| WHAT IS ASKED |
Below is a block of records: output all of them exactly and leave out the pictures.

(Dataset entries)

<<<<

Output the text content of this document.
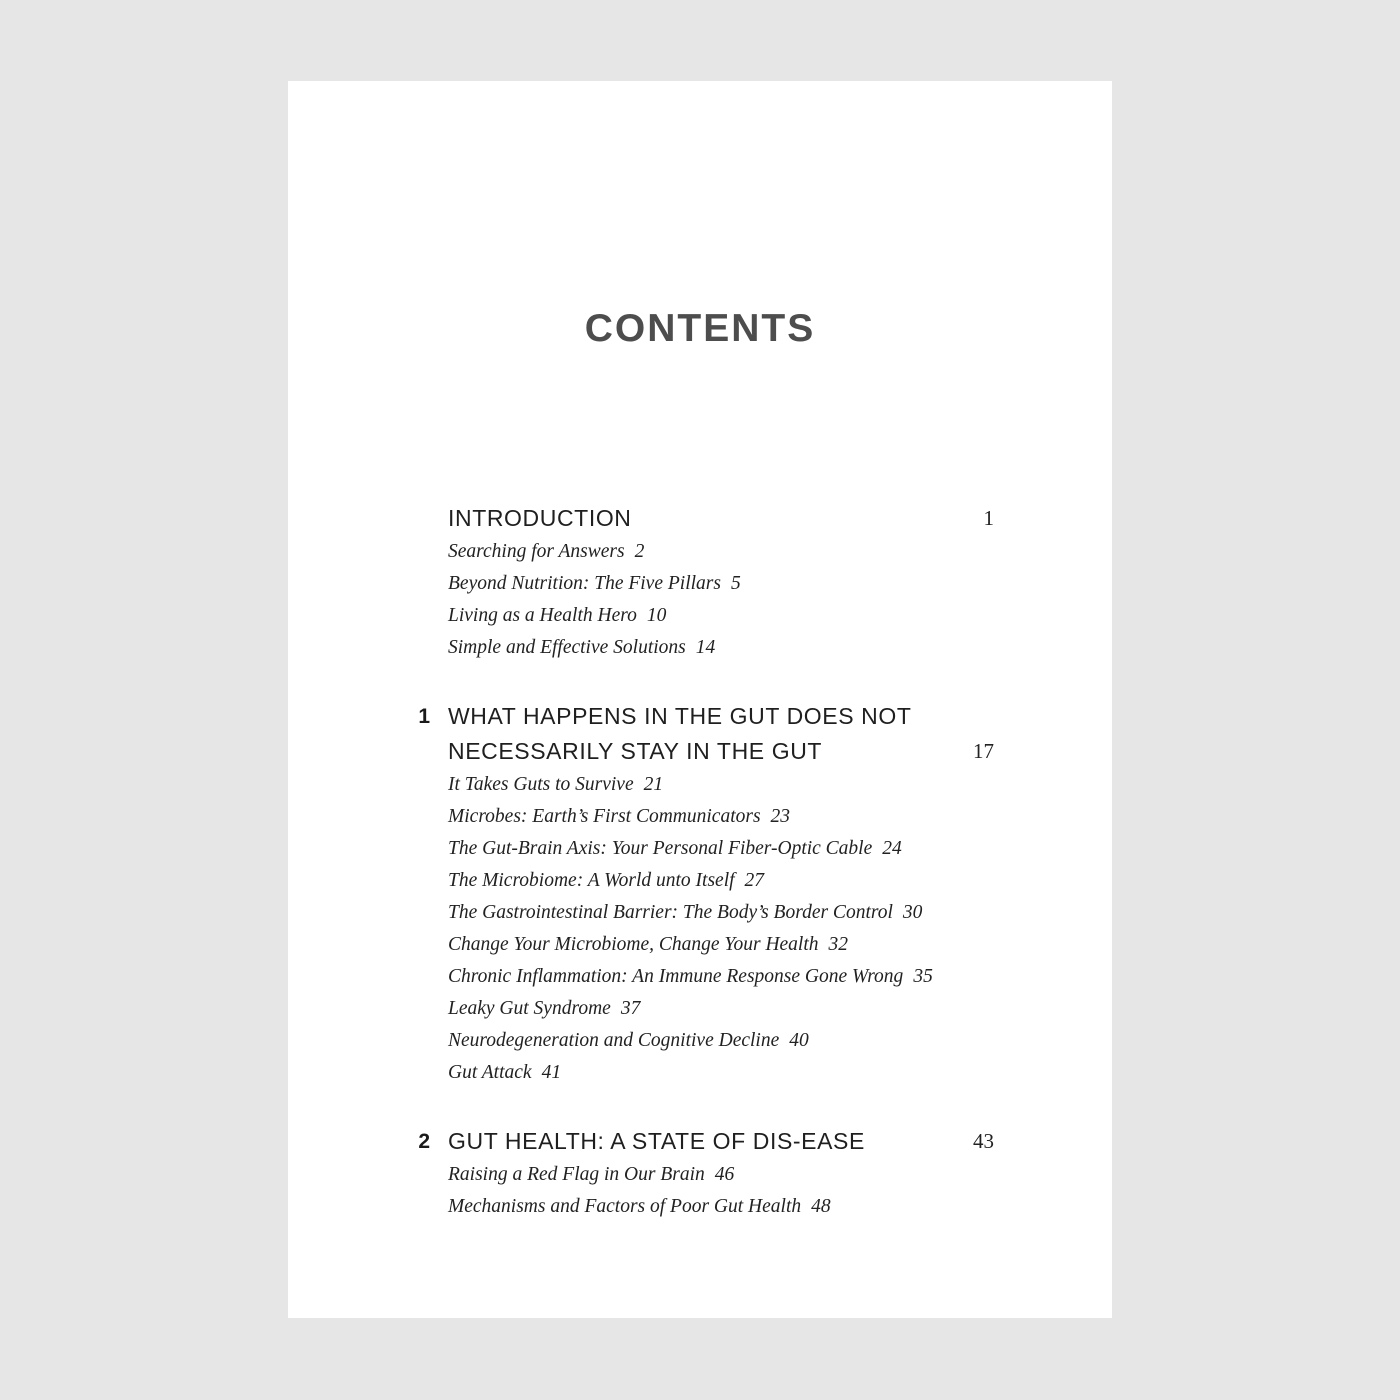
CONTENTS
INTRODUCTION	1
Searching for Answers 2
Beyond Nutrition: The Five Pillars 5
Living as a Health Hero 10
Simple and Effective Solutions 14
1 WHAT HAPPENS IN THE GUT DOES NOT
NECESSARILY STAY IN THE GUT	17
It Takes Guts to Survive 21
Microbes: Earth’s First Communicators 23
The Gut-Brain Axis: Your Personal Fiber-Optic Cable 24
The Microbiome: A World unto Itself 27
The Gastrointestinal Barrier: The Body’s Border Control 30
Change Your Microbiome, Change Your Health 32
Chronic Inflammation: An Immune Response Gone Wrong 35
Leaky Gut Syndrome 37
Neurodegeneration and Cognitive Decline 40
Gut Attack 41
2 GUT HEALTH: A STATE OF DIS-EASE	43
Raising a Red Flag in Our Brain 46
Mechanisms and Factors of Poor Gut Health 48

>>>>

| RESULT |
Output the text content of this document.
CONTENTS
INTRODUCTION	1
Searching for Answers 2
Beyond Nutrition: The Five Pillars 5
Living as a Health Hero 10
Simple and Effective Solutions 14
1 WHAT HAPPENS IN THE GUT DOES NOT
NECESSARILY STAY IN THE GUT	17
It Takes Guts to Survive 21
Microbes: Earth’s First Communicators 23
The Gut-Brain Axis: Your Personal Fiber-Optic Cable 24
The Microbiome: A World unto Itself 27
The Gastrointestinal Barrier: The Body’s Border Control 30
Change Your Microbiome, Change Your Health 32
Chronic Inflammation: An Immune Response Gone Wrong 35
Leaky Gut Syndrome 37
Neurodegeneration and Cognitive Decline 40
Gut Attack 41
2 GUT HEALTH: A STATE OF DIS-EASE	43
Raising a Red Flag in Our Brain 46
Mechanisms and Factors of Poor Gut Health 48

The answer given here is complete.